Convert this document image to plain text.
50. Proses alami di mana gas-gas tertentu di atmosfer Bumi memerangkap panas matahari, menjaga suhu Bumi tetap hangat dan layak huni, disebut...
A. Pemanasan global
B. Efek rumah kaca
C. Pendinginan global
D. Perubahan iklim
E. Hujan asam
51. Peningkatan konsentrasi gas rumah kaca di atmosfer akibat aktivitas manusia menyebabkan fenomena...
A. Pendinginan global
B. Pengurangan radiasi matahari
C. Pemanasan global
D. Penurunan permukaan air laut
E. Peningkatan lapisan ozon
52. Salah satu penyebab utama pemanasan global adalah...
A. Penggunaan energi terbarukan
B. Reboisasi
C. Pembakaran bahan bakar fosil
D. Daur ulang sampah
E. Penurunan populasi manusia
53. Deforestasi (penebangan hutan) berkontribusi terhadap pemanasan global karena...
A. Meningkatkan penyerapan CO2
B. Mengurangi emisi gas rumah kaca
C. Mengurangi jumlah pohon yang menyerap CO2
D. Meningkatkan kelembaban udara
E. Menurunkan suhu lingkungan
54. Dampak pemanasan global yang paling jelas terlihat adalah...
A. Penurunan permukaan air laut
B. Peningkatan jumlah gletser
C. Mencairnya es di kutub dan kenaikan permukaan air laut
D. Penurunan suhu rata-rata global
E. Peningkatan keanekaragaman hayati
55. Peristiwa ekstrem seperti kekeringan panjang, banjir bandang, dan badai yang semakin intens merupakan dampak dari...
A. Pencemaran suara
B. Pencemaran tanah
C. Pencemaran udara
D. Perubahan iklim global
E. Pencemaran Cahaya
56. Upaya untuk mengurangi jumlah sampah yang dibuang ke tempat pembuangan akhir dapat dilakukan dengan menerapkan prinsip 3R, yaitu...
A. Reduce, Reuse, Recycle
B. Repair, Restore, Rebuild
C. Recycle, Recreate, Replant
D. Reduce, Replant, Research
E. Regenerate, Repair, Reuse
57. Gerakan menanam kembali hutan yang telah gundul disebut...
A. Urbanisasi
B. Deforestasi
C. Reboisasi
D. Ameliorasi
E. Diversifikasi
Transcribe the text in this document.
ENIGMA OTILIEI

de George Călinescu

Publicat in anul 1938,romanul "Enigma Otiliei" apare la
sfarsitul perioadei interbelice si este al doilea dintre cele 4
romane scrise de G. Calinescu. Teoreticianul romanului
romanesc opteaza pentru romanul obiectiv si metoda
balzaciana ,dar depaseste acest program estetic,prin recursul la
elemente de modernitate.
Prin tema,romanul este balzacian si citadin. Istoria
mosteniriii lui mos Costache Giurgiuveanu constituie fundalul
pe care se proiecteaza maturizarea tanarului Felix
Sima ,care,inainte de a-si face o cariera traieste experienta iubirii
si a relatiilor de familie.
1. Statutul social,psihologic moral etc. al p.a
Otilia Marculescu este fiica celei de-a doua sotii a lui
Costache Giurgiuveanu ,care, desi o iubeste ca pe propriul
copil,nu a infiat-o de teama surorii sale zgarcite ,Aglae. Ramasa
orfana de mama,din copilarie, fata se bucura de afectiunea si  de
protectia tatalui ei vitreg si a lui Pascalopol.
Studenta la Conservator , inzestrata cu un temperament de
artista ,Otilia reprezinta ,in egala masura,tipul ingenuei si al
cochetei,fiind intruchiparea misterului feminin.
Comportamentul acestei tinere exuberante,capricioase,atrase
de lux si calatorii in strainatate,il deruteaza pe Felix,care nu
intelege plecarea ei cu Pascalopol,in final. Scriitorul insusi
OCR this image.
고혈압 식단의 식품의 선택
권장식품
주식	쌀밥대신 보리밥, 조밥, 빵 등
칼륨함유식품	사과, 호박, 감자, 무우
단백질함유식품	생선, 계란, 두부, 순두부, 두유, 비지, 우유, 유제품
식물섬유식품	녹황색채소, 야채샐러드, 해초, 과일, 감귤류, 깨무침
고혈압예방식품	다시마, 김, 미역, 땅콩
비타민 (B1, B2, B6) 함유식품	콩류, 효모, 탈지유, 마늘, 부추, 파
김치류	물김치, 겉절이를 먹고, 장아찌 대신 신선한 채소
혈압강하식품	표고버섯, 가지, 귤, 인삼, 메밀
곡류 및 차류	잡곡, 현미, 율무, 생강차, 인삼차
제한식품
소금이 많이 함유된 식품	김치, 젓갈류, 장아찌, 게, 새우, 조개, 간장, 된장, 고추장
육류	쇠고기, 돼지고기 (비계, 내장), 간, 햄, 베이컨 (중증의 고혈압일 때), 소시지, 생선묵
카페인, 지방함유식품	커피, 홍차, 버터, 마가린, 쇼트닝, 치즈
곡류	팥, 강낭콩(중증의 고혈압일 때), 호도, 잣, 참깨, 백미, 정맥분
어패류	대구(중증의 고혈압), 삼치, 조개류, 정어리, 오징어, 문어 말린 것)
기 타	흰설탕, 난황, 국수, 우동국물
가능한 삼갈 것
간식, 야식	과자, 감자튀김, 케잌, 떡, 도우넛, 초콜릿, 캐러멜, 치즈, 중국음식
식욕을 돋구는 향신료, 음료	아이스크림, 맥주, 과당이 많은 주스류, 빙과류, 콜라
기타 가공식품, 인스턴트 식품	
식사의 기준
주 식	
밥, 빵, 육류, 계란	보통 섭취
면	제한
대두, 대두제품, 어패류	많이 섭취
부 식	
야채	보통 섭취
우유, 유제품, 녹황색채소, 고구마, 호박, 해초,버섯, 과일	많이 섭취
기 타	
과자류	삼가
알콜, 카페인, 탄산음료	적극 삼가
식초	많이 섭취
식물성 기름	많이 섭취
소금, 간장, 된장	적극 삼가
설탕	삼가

**Task to carry out**
Find each line holding "kaca". Copy it out.

**Answer to this task**
B. Efek rumah kaca
51. Peningkatan konsentrasi gas rumah kaca di atmosfer akibat aktivitas manusia menyebabkan fenomena...
B. Mengurangi emisi gas rumah kaca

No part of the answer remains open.